List all lines of the data containing the word "после".

● Dataset rows
^^^^^^^^
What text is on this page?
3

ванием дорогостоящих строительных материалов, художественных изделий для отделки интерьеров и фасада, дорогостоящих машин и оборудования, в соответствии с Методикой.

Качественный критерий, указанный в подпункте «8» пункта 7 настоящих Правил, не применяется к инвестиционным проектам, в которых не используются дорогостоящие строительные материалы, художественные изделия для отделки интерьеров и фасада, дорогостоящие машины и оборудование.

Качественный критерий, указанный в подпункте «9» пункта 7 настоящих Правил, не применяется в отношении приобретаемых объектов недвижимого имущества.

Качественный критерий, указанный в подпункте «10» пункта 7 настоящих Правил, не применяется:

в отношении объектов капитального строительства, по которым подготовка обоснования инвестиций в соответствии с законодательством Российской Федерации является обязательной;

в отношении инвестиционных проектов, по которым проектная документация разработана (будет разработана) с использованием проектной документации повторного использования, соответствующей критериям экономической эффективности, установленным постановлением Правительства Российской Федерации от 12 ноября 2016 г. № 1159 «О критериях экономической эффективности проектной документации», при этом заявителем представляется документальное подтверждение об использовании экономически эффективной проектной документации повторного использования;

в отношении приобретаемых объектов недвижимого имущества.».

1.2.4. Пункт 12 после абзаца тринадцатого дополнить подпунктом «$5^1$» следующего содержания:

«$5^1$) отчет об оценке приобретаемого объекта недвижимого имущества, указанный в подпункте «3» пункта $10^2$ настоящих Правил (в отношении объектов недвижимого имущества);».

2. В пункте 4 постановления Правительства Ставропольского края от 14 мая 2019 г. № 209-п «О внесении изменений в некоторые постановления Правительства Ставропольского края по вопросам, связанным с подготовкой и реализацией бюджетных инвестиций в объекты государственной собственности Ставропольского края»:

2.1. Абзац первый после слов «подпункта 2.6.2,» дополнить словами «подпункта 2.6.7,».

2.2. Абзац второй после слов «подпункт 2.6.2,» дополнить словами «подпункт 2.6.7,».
^^^^^^^^
● OUTPUT BELOW
1.2.4. Пункт 12 после абзаца тринадцатого дополнить подпунктом «$5^1$» следующего содержания:
2.1. Абзац первый после слов «подпункта 2.6.2,» дополнить словами «подпункта 2.6.7,».
2.2. Абзац второй после слов «подпункт 2.6.2,» дополнить словами «подпункт 2.6.7,».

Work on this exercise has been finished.